STATED PROBLEM
Determine the number of lines in the data that include the word "地震频发的地区", and write only that number.
## begin
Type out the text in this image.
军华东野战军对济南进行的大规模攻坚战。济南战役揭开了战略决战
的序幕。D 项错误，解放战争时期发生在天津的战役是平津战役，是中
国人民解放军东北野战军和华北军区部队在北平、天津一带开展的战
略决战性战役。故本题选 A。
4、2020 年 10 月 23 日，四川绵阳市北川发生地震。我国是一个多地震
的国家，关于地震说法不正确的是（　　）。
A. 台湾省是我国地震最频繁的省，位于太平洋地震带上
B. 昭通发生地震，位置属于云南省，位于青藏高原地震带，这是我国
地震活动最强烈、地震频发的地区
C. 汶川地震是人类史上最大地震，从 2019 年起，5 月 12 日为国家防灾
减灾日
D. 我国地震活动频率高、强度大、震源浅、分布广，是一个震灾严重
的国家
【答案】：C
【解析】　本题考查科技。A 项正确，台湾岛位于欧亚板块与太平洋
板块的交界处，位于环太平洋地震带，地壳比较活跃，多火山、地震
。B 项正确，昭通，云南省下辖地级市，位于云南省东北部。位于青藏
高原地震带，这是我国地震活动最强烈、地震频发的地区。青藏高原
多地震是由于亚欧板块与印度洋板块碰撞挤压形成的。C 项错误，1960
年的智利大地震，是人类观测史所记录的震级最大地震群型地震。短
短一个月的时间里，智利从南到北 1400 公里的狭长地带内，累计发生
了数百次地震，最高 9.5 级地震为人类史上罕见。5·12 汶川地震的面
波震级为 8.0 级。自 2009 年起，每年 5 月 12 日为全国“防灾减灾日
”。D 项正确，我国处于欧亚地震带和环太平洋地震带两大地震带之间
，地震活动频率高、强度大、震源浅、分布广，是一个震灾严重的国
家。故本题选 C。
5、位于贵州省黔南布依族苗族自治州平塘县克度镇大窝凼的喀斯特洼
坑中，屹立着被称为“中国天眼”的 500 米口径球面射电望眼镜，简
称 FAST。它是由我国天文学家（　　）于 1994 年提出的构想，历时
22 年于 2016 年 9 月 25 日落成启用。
## end
WRITTEN RESPONSE
2